> **What to produce**
Read the lines that follow and tally those with the word "закрепление"; give the number and nothing else.

(Records from a data collection)
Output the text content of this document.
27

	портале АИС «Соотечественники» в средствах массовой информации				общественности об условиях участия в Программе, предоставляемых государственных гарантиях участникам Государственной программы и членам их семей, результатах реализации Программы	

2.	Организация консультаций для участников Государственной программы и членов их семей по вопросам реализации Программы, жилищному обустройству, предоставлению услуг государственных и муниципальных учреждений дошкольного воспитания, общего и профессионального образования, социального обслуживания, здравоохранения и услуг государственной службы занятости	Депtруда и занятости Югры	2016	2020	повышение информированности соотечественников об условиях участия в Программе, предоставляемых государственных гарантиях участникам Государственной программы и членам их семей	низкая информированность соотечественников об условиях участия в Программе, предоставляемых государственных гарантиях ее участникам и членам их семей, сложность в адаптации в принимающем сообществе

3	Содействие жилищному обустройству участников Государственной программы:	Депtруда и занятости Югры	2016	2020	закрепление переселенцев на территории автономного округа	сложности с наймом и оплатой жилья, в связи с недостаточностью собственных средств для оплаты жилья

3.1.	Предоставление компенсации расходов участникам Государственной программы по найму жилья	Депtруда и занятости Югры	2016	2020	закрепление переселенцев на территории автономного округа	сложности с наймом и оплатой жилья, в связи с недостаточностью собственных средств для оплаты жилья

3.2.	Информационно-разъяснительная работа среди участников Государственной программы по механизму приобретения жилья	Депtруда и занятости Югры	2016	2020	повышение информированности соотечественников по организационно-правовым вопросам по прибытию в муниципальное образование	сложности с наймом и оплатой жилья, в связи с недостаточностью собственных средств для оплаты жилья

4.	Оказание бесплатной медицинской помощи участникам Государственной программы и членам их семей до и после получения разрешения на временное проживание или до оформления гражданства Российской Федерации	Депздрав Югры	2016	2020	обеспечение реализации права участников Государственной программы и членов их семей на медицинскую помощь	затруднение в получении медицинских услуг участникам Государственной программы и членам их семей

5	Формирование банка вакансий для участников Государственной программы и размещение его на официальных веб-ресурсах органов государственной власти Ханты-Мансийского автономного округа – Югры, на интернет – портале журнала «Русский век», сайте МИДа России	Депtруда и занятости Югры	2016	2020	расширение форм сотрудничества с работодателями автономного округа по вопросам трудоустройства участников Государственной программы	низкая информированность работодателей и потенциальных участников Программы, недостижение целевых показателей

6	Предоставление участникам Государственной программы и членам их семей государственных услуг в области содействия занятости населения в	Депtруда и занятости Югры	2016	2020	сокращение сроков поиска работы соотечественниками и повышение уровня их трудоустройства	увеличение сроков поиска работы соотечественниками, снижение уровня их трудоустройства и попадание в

> **Task output**
2